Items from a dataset
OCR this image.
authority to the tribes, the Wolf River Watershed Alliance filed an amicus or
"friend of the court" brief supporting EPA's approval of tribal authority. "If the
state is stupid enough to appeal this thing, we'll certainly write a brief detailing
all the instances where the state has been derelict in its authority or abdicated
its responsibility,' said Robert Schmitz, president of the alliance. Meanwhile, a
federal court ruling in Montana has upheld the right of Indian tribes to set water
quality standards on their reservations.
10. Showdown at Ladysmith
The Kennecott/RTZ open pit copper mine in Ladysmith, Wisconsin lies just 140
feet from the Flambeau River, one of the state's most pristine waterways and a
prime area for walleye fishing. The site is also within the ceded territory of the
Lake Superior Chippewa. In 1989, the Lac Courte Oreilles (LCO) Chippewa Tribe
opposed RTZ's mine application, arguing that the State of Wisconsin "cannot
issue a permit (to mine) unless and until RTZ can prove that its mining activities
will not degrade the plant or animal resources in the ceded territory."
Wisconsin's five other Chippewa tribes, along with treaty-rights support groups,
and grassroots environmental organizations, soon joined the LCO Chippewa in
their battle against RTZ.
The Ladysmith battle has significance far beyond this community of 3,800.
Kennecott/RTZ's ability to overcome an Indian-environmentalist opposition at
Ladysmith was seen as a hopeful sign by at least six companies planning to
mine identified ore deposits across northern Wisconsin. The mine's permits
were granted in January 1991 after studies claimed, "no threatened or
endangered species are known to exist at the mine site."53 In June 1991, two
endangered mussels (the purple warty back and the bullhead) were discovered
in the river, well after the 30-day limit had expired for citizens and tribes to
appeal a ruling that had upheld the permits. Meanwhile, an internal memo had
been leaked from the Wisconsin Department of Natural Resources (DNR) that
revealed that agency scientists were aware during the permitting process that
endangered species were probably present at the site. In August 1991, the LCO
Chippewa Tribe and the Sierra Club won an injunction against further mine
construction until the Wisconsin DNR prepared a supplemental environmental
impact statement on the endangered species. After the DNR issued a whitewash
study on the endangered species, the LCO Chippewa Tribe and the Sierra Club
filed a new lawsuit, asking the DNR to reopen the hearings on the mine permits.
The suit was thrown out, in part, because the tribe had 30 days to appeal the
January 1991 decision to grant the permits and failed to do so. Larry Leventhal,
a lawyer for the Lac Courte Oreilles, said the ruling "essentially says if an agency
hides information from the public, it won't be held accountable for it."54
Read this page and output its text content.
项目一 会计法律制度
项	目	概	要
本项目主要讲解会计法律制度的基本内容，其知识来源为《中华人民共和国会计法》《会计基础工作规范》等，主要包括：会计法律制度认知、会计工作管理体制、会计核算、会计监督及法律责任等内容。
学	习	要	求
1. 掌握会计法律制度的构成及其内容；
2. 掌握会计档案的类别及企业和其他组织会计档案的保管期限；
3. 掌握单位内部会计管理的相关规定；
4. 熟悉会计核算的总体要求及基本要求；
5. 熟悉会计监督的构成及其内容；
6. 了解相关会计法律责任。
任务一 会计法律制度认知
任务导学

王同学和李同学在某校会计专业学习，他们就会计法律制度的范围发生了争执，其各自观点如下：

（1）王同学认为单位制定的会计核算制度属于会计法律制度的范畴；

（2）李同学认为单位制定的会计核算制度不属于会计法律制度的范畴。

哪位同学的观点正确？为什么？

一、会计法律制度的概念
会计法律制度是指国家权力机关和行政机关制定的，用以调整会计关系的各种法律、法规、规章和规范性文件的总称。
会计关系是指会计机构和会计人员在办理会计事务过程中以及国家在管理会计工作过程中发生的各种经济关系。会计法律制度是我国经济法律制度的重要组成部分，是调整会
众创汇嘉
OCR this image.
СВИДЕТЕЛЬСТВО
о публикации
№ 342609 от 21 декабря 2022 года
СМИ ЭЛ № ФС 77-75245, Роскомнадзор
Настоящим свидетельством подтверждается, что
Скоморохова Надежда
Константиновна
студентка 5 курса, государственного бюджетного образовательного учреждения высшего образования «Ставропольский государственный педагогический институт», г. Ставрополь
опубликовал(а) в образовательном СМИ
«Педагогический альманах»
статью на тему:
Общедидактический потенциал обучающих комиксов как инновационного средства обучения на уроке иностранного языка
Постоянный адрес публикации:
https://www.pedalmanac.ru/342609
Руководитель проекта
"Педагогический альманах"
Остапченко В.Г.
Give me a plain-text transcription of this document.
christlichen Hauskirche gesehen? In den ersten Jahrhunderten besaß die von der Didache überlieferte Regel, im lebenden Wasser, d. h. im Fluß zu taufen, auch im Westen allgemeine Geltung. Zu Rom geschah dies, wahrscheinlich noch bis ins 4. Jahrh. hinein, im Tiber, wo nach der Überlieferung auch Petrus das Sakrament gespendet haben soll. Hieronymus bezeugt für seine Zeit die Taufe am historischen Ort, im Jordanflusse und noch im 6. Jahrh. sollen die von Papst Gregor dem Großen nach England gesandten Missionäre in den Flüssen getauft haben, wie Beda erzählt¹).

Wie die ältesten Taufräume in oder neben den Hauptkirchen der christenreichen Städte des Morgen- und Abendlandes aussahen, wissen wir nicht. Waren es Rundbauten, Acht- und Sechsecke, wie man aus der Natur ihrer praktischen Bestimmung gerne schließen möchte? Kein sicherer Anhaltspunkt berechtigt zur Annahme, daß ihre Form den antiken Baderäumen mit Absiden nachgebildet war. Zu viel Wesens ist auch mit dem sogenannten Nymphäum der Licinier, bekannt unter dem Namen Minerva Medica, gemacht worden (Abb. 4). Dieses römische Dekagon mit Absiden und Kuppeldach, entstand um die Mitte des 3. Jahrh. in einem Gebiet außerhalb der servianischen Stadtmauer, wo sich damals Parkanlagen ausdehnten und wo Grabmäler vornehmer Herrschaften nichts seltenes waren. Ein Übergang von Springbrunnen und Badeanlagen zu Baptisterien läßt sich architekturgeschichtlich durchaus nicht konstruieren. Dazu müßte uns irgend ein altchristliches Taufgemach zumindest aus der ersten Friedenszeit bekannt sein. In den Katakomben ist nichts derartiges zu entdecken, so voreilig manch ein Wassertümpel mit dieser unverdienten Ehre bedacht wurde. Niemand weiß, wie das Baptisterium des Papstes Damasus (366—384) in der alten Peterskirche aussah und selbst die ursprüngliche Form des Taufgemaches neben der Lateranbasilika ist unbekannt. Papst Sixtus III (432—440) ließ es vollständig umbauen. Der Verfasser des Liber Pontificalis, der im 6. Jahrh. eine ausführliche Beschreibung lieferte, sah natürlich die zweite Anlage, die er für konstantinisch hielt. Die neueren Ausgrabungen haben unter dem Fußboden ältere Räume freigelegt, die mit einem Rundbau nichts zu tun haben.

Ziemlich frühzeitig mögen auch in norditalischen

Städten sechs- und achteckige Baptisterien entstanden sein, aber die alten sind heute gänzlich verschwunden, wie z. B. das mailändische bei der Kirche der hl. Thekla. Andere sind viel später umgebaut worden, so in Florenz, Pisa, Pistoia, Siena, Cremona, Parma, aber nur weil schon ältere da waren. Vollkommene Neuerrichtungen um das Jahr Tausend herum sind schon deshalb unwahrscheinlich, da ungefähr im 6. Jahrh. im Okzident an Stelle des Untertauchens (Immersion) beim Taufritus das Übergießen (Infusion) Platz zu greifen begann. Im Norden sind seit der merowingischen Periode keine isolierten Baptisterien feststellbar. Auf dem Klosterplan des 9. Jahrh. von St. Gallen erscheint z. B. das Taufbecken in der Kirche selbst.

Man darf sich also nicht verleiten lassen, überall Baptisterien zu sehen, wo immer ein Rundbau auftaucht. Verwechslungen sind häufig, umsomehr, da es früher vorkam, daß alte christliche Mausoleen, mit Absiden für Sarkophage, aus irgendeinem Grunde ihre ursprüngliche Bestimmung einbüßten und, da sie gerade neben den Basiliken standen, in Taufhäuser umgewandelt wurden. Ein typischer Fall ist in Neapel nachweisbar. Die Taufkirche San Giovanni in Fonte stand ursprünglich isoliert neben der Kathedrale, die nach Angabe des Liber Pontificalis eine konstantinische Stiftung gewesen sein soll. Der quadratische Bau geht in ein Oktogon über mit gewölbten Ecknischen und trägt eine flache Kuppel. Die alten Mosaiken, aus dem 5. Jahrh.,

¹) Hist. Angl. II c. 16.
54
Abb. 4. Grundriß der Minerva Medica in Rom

» **Set task**
Your task is to gather all lines from the entries above that hold the word "Minerva".

» **Written reply**
Wie die ältesten Taufräume in oder neben den Hauptkirchen der christenreichen Städte des Morgen- und Abendlandes aussahen, wissen wir nicht. Waren es Rundbauten, Acht- und Sechsecke, wie man aus der Natur ihrer praktischen Bestimmung gerne schließen möchte? Kein sicherer Anhaltspunkt berechtigt zur Annahme, daß ihre Form den antiken Baderäumen mit Absiden nachgebildet war. Zu viel Wesens ist auch mit dem sogenannten Nymphäum der Licinier, bekannt unter dem Namen Minerva Medica, gemacht worden (Abb. 4). Dieses römische Dekagon mit Absiden und Kuppeldach, entstand um die Mitte des 3. Jahrh. in einem Gebiet außerhalb der servianischen Stadtmauer, wo sich damals Parkanlagen ausdehnten und wo Grabmäler vornehmer Herrschaften nichts seltenes waren. Ein Übergang von Springbrunnen und Badeanlagen zu Baptisterien läßt sich architekturgeschichtlich durchaus nicht konstruieren. Dazu müßte uns irgend ein altchristliches Taufgemach zumindest aus der ersten Friedenszeit bekannt sein. In den Katakomben ist nichts derartiges zu entdecken, so voreilig manch ein Wassertümpel mit dieser unverdienten Ehre bedacht wurde. Niemand weiß, wie das Baptisterium des Papstes Damasus (366—384) in der alten Peterskirche aussah und selbst die ursprüngliche Form des Taufgemaches neben der Lateranbasilika ist unbekannt. Papst Sixtus III (432—440) ließ es vollständig umbauen. Der Verfasser des Liber Pontificalis, der im 6. Jahrh. eine ausführliche Beschreibung lieferte, sah natürlich die zweite Anlage, die er für konstantinisch hielt. Die neueren Ausgrabungen haben unter dem Fußboden ältere Räume freigelegt, die mit einem Rundbau nichts zu tun haben.
Abb. 4. Grundriß der Minerva Medica in Rom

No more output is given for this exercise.